**Available records:**
* * *

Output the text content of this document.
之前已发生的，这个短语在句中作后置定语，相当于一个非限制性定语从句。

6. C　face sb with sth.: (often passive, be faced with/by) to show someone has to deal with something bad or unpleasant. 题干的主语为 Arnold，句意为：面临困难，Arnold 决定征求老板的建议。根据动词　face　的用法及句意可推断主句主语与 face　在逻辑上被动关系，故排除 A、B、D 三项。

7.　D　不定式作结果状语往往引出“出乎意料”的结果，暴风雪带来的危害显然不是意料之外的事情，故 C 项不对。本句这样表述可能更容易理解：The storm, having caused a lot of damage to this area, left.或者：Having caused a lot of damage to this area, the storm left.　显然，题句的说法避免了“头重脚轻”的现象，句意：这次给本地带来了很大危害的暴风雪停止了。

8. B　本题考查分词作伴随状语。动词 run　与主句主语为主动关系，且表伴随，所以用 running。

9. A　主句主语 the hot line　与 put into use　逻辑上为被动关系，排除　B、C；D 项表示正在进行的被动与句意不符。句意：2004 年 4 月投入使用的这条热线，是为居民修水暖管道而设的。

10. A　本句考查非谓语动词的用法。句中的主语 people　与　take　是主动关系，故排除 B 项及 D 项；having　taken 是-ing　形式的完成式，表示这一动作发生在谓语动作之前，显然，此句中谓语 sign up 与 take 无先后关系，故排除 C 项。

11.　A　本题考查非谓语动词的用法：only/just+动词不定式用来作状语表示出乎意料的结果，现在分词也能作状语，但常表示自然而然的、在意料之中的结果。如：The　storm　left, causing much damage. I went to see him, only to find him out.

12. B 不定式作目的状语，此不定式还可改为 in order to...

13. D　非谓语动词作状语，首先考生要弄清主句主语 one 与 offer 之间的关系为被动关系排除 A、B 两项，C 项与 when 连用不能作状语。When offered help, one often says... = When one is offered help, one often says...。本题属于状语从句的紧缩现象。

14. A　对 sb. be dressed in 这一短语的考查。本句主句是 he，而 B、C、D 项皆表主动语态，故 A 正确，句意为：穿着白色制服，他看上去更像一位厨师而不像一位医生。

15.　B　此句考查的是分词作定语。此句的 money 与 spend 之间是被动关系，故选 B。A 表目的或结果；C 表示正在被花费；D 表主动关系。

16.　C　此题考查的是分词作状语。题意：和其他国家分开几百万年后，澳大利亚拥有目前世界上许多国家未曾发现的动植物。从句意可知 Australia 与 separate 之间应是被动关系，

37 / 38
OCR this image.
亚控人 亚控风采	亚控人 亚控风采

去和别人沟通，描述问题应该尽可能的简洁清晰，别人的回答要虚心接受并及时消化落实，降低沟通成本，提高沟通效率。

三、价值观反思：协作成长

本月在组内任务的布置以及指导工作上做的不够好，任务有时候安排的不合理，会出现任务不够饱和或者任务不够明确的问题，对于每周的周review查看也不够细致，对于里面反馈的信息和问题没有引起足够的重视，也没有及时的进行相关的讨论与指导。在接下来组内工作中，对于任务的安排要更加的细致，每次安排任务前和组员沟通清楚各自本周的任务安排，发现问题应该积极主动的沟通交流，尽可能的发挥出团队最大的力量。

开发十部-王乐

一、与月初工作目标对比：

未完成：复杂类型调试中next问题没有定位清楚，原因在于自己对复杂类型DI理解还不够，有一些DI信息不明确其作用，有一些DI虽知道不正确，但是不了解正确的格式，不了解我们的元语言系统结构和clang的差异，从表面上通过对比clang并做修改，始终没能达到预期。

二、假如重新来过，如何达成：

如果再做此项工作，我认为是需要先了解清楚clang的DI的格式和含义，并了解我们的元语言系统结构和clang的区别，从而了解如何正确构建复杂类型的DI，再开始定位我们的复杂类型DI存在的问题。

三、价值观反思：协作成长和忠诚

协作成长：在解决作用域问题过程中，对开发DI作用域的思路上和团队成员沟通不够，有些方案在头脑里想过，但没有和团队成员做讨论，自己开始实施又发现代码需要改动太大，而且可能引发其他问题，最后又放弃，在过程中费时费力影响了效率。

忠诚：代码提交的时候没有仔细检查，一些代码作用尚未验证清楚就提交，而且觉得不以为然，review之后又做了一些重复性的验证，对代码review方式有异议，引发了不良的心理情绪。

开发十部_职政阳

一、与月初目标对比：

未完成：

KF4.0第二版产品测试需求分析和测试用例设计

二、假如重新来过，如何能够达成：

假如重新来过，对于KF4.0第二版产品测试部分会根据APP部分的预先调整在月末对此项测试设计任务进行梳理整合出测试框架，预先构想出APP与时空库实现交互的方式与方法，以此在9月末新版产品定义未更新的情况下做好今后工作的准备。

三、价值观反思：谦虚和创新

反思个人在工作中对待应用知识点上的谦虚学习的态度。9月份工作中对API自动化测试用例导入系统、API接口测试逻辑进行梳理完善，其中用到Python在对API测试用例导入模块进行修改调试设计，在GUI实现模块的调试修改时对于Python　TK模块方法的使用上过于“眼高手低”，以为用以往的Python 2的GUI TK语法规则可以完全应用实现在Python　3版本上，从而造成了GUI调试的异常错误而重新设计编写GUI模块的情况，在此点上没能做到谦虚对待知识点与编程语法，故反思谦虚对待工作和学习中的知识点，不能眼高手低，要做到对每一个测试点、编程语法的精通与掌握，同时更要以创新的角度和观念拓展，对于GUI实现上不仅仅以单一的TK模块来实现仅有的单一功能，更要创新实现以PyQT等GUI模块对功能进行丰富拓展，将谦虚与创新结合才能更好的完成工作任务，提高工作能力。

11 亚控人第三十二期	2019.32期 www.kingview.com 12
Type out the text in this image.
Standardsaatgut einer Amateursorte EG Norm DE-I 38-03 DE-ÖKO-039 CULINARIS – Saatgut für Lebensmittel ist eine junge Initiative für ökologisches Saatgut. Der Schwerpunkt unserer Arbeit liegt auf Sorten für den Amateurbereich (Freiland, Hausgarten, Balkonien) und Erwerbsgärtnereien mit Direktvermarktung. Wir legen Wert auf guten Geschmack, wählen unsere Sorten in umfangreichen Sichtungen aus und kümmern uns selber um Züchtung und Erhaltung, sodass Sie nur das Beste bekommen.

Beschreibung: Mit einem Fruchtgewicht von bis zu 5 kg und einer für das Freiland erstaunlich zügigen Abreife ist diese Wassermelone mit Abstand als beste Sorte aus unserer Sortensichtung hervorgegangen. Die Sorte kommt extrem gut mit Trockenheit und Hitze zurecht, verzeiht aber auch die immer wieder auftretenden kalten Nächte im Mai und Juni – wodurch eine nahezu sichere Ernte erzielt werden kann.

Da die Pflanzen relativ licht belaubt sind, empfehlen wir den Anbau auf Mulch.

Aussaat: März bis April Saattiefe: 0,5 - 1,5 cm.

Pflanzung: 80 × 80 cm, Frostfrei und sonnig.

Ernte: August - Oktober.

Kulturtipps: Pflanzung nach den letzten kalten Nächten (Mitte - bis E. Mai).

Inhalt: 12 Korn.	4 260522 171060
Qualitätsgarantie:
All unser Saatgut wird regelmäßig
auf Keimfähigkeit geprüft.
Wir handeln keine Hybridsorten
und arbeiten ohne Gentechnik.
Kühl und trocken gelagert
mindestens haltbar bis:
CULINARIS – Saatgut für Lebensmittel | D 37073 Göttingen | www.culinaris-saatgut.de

* * *

**Exercise prompt:** Print out every record again, exactly and in full.

**Final result:**
Output the text content of this document.
之前已发生的，这个短语在句中作后置定语，相当于一个非限制性定语从句。

6. C　face sb with sth.: (often passive, be faced with/by) to show someone has to deal with something bad or unpleasant. 题干的主语为 Arnold，句意为：面临困难，Arnold 决定征求老板的建议。根据动词　face　的用法及句意可推断主句主语与 face　在逻辑上被动关系，故排除 A、B、D 三项。

7.　D　不定式作结果状语往往引出“出乎意料”的结果，暴风雪带来的危害显然不是意料之外的事情，故 C 项不对。本句这样表述可能更容易理解：The storm, having caused a lot of damage to this area, left.或者：Having caused a lot of damage to this area, the storm left.　显然，题句的说法避免了“头重脚轻”的现象，句意：这次给本地带来了很大危害的暴风雪停止了。

8. B　本题考查分词作伴随状语。动词 run　与主句主语为主动关系，且表伴随，所以用 running。

9. A　主句主语 the hot line　与 put into use　逻辑上为被动关系，排除　B、C；D 项表示正在进行的被动与句意不符。句意：2004 年 4 月投入使用的这条热线，是为居民修水暖管道而设的。

10. A　本句考查非谓语动词的用法。句中的主语 people　与　take　是主动关系，故排除 B 项及 D 项；having　taken 是-ing　形式的完成式，表示这一动作发生在谓语动作之前，显然，此句中谓语 sign up 与 take 无先后关系，故排除 C 项。

11.　A　本题考查非谓语动词的用法：only/just+动词不定式用来作状语表示出乎意料的结果，现在分词也能作状语，但常表示自然而然的、在意料之中的结果。如：The　storm　left, causing much damage. I went to see him, only to find him out.

12. B 不定式作目的状语，此不定式还可改为 in order to...

13. D　非谓语动词作状语，首先考生要弄清主句主语 one 与 offer 之间的关系为被动关系排除 A、B 两项，C 项与 when 连用不能作状语。When offered help, one often says... = When one is offered help, one often says...。本题属于状语从句的紧缩现象。

14. A　对 sb. be dressed in 这一短语的考查。本句主句是 he，而 B、C、D 项皆表主动语态，故 A 正确，句意为：穿着白色制服，他看上去更像一位厨师而不像一位医生。

15.　B　此句考查的是分词作定语。此句的 money 与 spend 之间是被动关系，故选 B。A 表目的或结果；C 表示正在被花费；D 表主动关系。

16.　C　此题考查的是分词作状语。题意：和其他国家分开几百万年后，澳大利亚拥有目前世界上许多国家未曾发现的动植物。从句意可知 Australia 与 separate 之间应是被动关系，

37 / 38
OCR this image.
亚控人 亚控风采	亚控人 亚控风采

去和别人沟通，描述问题应该尽可能的简洁清晰，别人的回答要虚心接受并及时消化落实，降低沟通成本，提高沟通效率。

三、价值观反思：协作成长

本月在组内任务的布置以及指导工作上做的不够好，任务有时候安排的不合理，会出现任务不够饱和或者任务不够明确的问题，对于每周的周review查看也不够细致，对于里面反馈的信息和问题没有引起足够的重视，也没有及时的进行相关的讨论与指导。在接下来组内工作中，对于任务的安排要更加的细致，每次安排任务前和组员沟通清楚各自本周的任务安排，发现问题应该积极主动的沟通交流，尽可能的发挥出团队最大的力量。

开发十部-王乐

一、与月初工作目标对比：

未完成：复杂类型调试中next问题没有定位清楚，原因在于自己对复杂类型DI理解还不够，有一些DI信息不明确其作用，有一些DI虽知道不正确，但是不了解正确的格式，不了解我们的元语言系统结构和clang的差异，从表面上通过对比clang并做修改，始终没能达到预期。

二、假如重新来过，如何达成：

如果再做此项工作，我认为是需要先了解清楚clang的DI的格式和含义，并了解我们的元语言系统结构和clang的区别，从而了解如何正确构建复杂类型的DI，再开始定位我们的复杂类型DI存在的问题。

三、价值观反思：协作成长和忠诚

协作成长：在解决作用域问题过程中，对开发DI作用域的思路上和团队成员沟通不够，有些方案在头脑里想过，但没有和团队成员做讨论，自己开始实施又发现代码需要改动太大，而且可能引发其他问题，最后又放弃，在过程中费时费力影响了效率。

忠诚：代码提交的时候没有仔细检查，一些代码作用尚未验证清楚就提交，而且觉得不以为然，review之后又做了一些重复性的验证，对代码review方式有异议，引发了不良的心理情绪。

开发十部_职政阳

一、与月初目标对比：

未完成：

KF4.0第二版产品测试需求分析和测试用例设计

二、假如重新来过，如何能够达成：

假如重新来过，对于KF4.0第二版产品测试部分会根据APP部分的预先调整在月末对此项测试设计任务进行梳理整合出测试框架，预先构想出APP与时空库实现交互的方式与方法，以此在9月末新版产品定义未更新的情况下做好今后工作的准备。

三、价值观反思：谦虚和创新

反思个人在工作中对待应用知识点上的谦虚学习的态度。9月份工作中对API自动化测试用例导入系统、API接口测试逻辑进行梳理完善，其中用到Python在对API测试用例导入模块进行修改调试设计，在GUI实现模块的调试修改时对于Python　TK模块方法的使用上过于“眼高手低”，以为用以往的Python 2的GUI TK语法规则可以完全应用实现在Python　3版本上，从而造成了GUI调试的异常错误而重新设计编写GUI模块的情况，在此点上没能做到谦虚对待知识点与编程语法，故反思谦虚对待工作和学习中的知识点，不能眼高手低，要做到对每一个测试点、编程语法的精通与掌握，同时更要以创新的角度和观念拓展，对于GUI实现上不仅仅以单一的TK模块来实现仅有的单一功能，更要创新实现以PyQT等GUI模块对功能进行丰富拓展，将谦虚与创新结合才能更好的完成工作任务，提高工作能力。

11 亚控人第三十二期	2019.32期 www.kingview.com 12
Type out the text in this image.
Standardsaatgut einer Amateursorte EG Norm DE-I 38-03 DE-ÖKO-039 CULINARIS – Saatgut für Lebensmittel ist eine junge Initiative für ökologisches Saatgut. Der Schwerpunkt unserer Arbeit liegt auf Sorten für den Amateurbereich (Freiland, Hausgarten, Balkonien) und Erwerbsgärtnereien mit Direktvermarktung. Wir legen Wert auf guten Geschmack, wählen unsere Sorten in umfangreichen Sichtungen aus und kümmern uns selber um Züchtung und Erhaltung, sodass Sie nur das Beste bekommen.

Beschreibung: Mit einem Fruchtgewicht von bis zu 5 kg und einer für das Freiland erstaunlich zügigen Abreife ist diese Wassermelone mit Abstand als beste Sorte aus unserer Sortensichtung hervorgegangen. Die Sorte kommt extrem gut mit Trockenheit und Hitze zurecht, verzeiht aber auch die immer wieder auftretenden kalten Nächte im Mai und Juni – wodurch eine nahezu sichere Ernte erzielt werden kann.

Da die Pflanzen relativ licht belaubt sind, empfehlen wir den Anbau auf Mulch.

Aussaat: März bis April Saattiefe: 0,5 - 1,5 cm.

Pflanzung: 80 × 80 cm, Frostfrei und sonnig.

Ernte: August - Oktober.

Kulturtipps: Pflanzung nach den letzten kalten Nächten (Mitte - bis E. Mai).

Inhalt: 12 Korn.	4 260522 171060
Qualitätsgarantie:
All unser Saatgut wird regelmäßig
auf Keimfähigkeit geprüft.
Wir handeln keine Hybridsorten
und arbeiten ohne Gentechnik.
Kühl und trocken gelagert
mindestens haltbar bis:
CULINARIS – Saatgut für Lebensmittel | D 37073 Göttingen | www.culinaris-saatgut.de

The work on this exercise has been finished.